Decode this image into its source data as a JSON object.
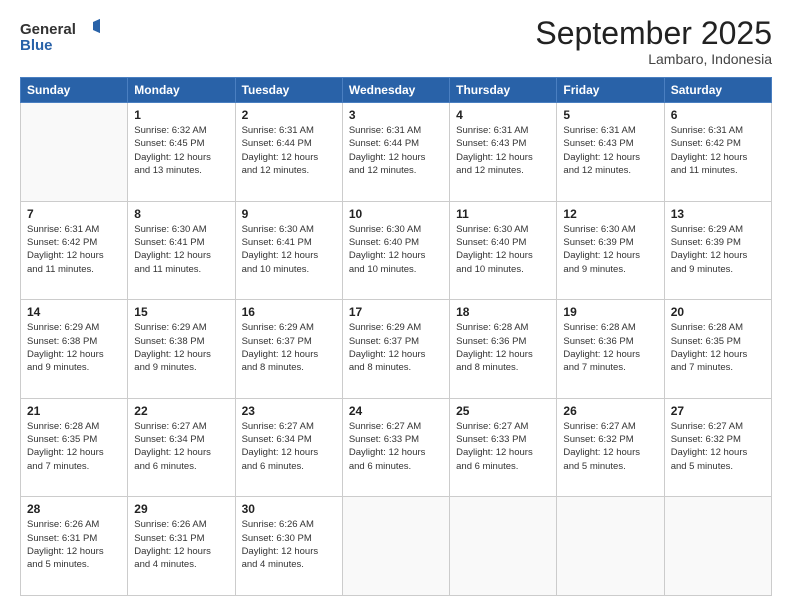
{
  "header": {
    "logo_line1": "General",
    "logo_line2": "Blue",
    "month": "September 2025",
    "location": "Lambaro, Indonesia"
  },
  "days_of_week": [
    "Sunday",
    "Monday",
    "Tuesday",
    "Wednesday",
    "Thursday",
    "Friday",
    "Saturday"
  ],
  "weeks": [
    [
      {
        "day": "",
        "info": ""
      },
      {
        "day": "1",
        "info": "Sunrise: 6:32 AM\nSunset: 6:45 PM\nDaylight: 12 hours\nand 13 minutes."
      },
      {
        "day": "2",
        "info": "Sunrise: 6:31 AM\nSunset: 6:44 PM\nDaylight: 12 hours\nand 12 minutes."
      },
      {
        "day": "3",
        "info": "Sunrise: 6:31 AM\nSunset: 6:44 PM\nDaylight: 12 hours\nand 12 minutes."
      },
      {
        "day": "4",
        "info": "Sunrise: 6:31 AM\nSunset: 6:43 PM\nDaylight: 12 hours\nand 12 minutes."
      },
      {
        "day": "5",
        "info": "Sunrise: 6:31 AM\nSunset: 6:43 PM\nDaylight: 12 hours\nand 12 minutes."
      },
      {
        "day": "6",
        "info": "Sunrise: 6:31 AM\nSunset: 6:42 PM\nDaylight: 12 hours\nand 11 minutes."
      }
    ],
    [
      {
        "day": "7",
        "info": "Sunrise: 6:31 AM\nSunset: 6:42 PM\nDaylight: 12 hours\nand 11 minutes."
      },
      {
        "day": "8",
        "info": "Sunrise: 6:30 AM\nSunset: 6:41 PM\nDaylight: 12 hours\nand 11 minutes."
      },
      {
        "day": "9",
        "info": "Sunrise: 6:30 AM\nSunset: 6:41 PM\nDaylight: 12 hours\nand 10 minutes."
      },
      {
        "day": "10",
        "info": "Sunrise: 6:30 AM\nSunset: 6:40 PM\nDaylight: 12 hours\nand 10 minutes."
      },
      {
        "day": "11",
        "info": "Sunrise: 6:30 AM\nSunset: 6:40 PM\nDaylight: 12 hours\nand 10 minutes."
      },
      {
        "day": "12",
        "info": "Sunrise: 6:30 AM\nSunset: 6:39 PM\nDaylight: 12 hours\nand 9 minutes."
      },
      {
        "day": "13",
        "info": "Sunrise: 6:29 AM\nSunset: 6:39 PM\nDaylight: 12 hours\nand 9 minutes."
      }
    ],
    [
      {
        "day": "14",
        "info": "Sunrise: 6:29 AM\nSunset: 6:38 PM\nDaylight: 12 hours\nand 9 minutes."
      },
      {
        "day": "15",
        "info": "Sunrise: 6:29 AM\nSunset: 6:38 PM\nDaylight: 12 hours\nand 9 minutes."
      },
      {
        "day": "16",
        "info": "Sunrise: 6:29 AM\nSunset: 6:37 PM\nDaylight: 12 hours\nand 8 minutes."
      },
      {
        "day": "17",
        "info": "Sunrise: 6:29 AM\nSunset: 6:37 PM\nDaylight: 12 hours\nand 8 minutes."
      },
      {
        "day": "18",
        "info": "Sunrise: 6:28 AM\nSunset: 6:36 PM\nDaylight: 12 hours\nand 8 minutes."
      },
      {
        "day": "19",
        "info": "Sunrise: 6:28 AM\nSunset: 6:36 PM\nDaylight: 12 hours\nand 7 minutes."
      },
      {
        "day": "20",
        "info": "Sunrise: 6:28 AM\nSunset: 6:35 PM\nDaylight: 12 hours\nand 7 minutes."
      }
    ],
    [
      {
        "day": "21",
        "info": "Sunrise: 6:28 AM\nSunset: 6:35 PM\nDaylight: 12 hours\nand 7 minutes."
      },
      {
        "day": "22",
        "info": "Sunrise: 6:27 AM\nSunset: 6:34 PM\nDaylight: 12 hours\nand 6 minutes."
      },
      {
        "day": "23",
        "info": "Sunrise: 6:27 AM\nSunset: 6:34 PM\nDaylight: 12 hours\nand 6 minutes."
      },
      {
        "day": "24",
        "info": "Sunrise: 6:27 AM\nSunset: 6:33 PM\nDaylight: 12 hours\nand 6 minutes."
      },
      {
        "day": "25",
        "info": "Sunrise: 6:27 AM\nSunset: 6:33 PM\nDaylight: 12 hours\nand 6 minutes."
      },
      {
        "day": "26",
        "info": "Sunrise: 6:27 AM\nSunset: 6:32 PM\nDaylight: 12 hours\nand 5 minutes."
      },
      {
        "day": "27",
        "info": "Sunrise: 6:27 AM\nSunset: 6:32 PM\nDaylight: 12 hours\nand 5 minutes."
      }
    ],
    [
      {
        "day": "28",
        "info": "Sunrise: 6:26 AM\nSunset: 6:31 PM\nDaylight: 12 hours\nand 5 minutes."
      },
      {
        "day": "29",
        "info": "Sunrise: 6:26 AM\nSunset: 6:31 PM\nDaylight: 12 hours\nand 4 minutes."
      },
      {
        "day": "30",
        "info": "Sunrise: 6:26 AM\nSunset: 6:30 PM\nDaylight: 12 hours\nand 4 minutes."
      },
      {
        "day": "",
        "info": ""
      },
      {
        "day": "",
        "info": ""
      },
      {
        "day": "",
        "info": ""
      },
      {
        "day": "",
        "info": ""
      }
    ]
  ]
}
________________
■ Set problem
Repeat the material above word for word and skip every image in it.

■ Complete answer
Decode this image into its source data as a JSON object.
{
  "header": {
    "logo_line1": "General",
    "logo_line2": "Blue",
    "month": "September 2025",
    "location": "Lambaro, Indonesia"
  },
  "days_of_week": [
    "Sunday",
    "Monday",
    "Tuesday",
    "Wednesday",
    "Thursday",
    "Friday",
    "Saturday"
  ],
  "weeks": [
    [
      {
        "day": "",
        "info": ""
      },
      {
        "day": "1",
        "info": "Sunrise: 6:32 AM\nSunset: 6:45 PM\nDaylight: 12 hours\nand 13 minutes."
      },
      {
        "day": "2",
        "info": "Sunrise: 6:31 AM\nSunset: 6:44 PM\nDaylight: 12 hours\nand 12 minutes."
      },
      {
        "day": "3",
        "info": "Sunrise: 6:31 AM\nSunset: 6:44 PM\nDaylight: 12 hours\nand 12 minutes."
      },
      {
        "day": "4",
        "info": "Sunrise: 6:31 AM\nSunset: 6:43 PM\nDaylight: 12 hours\nand 12 minutes."
      },
      {
        "day": "5",
        "info": "Sunrise: 6:31 AM\nSunset: 6:43 PM\nDaylight: 12 hours\nand 12 minutes."
      },
      {
        "day": "6",
        "info": "Sunrise: 6:31 AM\nSunset: 6:42 PM\nDaylight: 12 hours\nand 11 minutes."
      }
    ],
    [
      {
        "day": "7",
        "info": "Sunrise: 6:31 AM\nSunset: 6:42 PM\nDaylight: 12 hours\nand 11 minutes."
      },
      {
        "day": "8",
        "info": "Sunrise: 6:30 AM\nSunset: 6:41 PM\nDaylight: 12 hours\nand 11 minutes."
      },
      {
        "day": "9",
        "info": "Sunrise: 6:30 AM\nSunset: 6:41 PM\nDaylight: 12 hours\nand 10 minutes."
      },
      {
        "day": "10",
        "info": "Sunrise: 6:30 AM\nSunset: 6:40 PM\nDaylight: 12 hours\nand 10 minutes."
      },
      {
        "day": "11",
        "info": "Sunrise: 6:30 AM\nSunset: 6:40 PM\nDaylight: 12 hours\nand 10 minutes."
      },
      {
        "day": "12",
        "info": "Sunrise: 6:30 AM\nSunset: 6:39 PM\nDaylight: 12 hours\nand 9 minutes."
      },
      {
        "day": "13",
        "info": "Sunrise: 6:29 AM\nSunset: 6:39 PM\nDaylight: 12 hours\nand 9 minutes."
      }
    ],
    [
      {
        "day": "14",
        "info": "Sunrise: 6:29 AM\nSunset: 6:38 PM\nDaylight: 12 hours\nand 9 minutes."
      },
      {
        "day": "15",
        "info": "Sunrise: 6:29 AM\nSunset: 6:38 PM\nDaylight: 12 hours\nand 9 minutes."
      },
      {
        "day": "16",
        "info": "Sunrise: 6:29 AM\nSunset: 6:37 PM\nDaylight: 12 hours\nand 8 minutes."
      },
      {
        "day": "17",
        "info": "Sunrise: 6:29 AM\nSunset: 6:37 PM\nDaylight: 12 hours\nand 8 minutes."
      },
      {
        "day": "18",
        "info": "Sunrise: 6:28 AM\nSunset: 6:36 PM\nDaylight: 12 hours\nand 8 minutes."
      },
      {
        "day": "19",
        "info": "Sunrise: 6:28 AM\nSunset: 6:36 PM\nDaylight: 12 hours\nand 7 minutes."
      },
      {
        "day": "20",
        "info": "Sunrise: 6:28 AM\nSunset: 6:35 PM\nDaylight: 12 hours\nand 7 minutes."
      }
    ],
    [
      {
        "day": "21",
        "info": "Sunrise: 6:28 AM\nSunset: 6:35 PM\nDaylight: 12 hours\nand 7 minutes."
      },
      {
        "day": "22",
        "info": "Sunrise: 6:27 AM\nSunset: 6:34 PM\nDaylight: 12 hours\nand 6 minutes."
      },
      {
        "day": "23",
        "info": "Sunrise: 6:27 AM\nSunset: 6:34 PM\nDaylight: 12 hours\nand 6 minutes."
      },
      {
        "day": "24",
        "info": "Sunrise: 6:27 AM\nSunset: 6:33 PM\nDaylight: 12 hours\nand 6 minutes."
      },
      {
        "day": "25",
        "info": "Sunrise: 6:27 AM\nSunset: 6:33 PM\nDaylight: 12 hours\nand 6 minutes."
      },
      {
        "day": "26",
        "info": "Sunrise: 6:27 AM\nSunset: 6:32 PM\nDaylight: 12 hours\nand 5 minutes."
      },
      {
        "day": "27",
        "info": "Sunrise: 6:27 AM\nSunset: 6:32 PM\nDaylight: 12 hours\nand 5 minutes."
      }
    ],
    [
      {
        "day": "28",
        "info": "Sunrise: 6:26 AM\nSunset: 6:31 PM\nDaylight: 12 hours\nand 5 minutes."
      },
      {
        "day": "29",
        "info": "Sunrise: 6:26 AM\nSunset: 6:31 PM\nDaylight: 12 hours\nand 4 minutes."
      },
      {
        "day": "30",
        "info": "Sunrise: 6:26 AM\nSunset: 6:30 PM\nDaylight: 12 hours\nand 4 minutes."
      },
      {
        "day": "",
        "info": ""
      },
      {
        "day": "",
        "info": ""
      },
      {
        "day": "",
        "info": ""
      },
      {
        "day": "",
        "info": ""
      }
    ]
  ]
}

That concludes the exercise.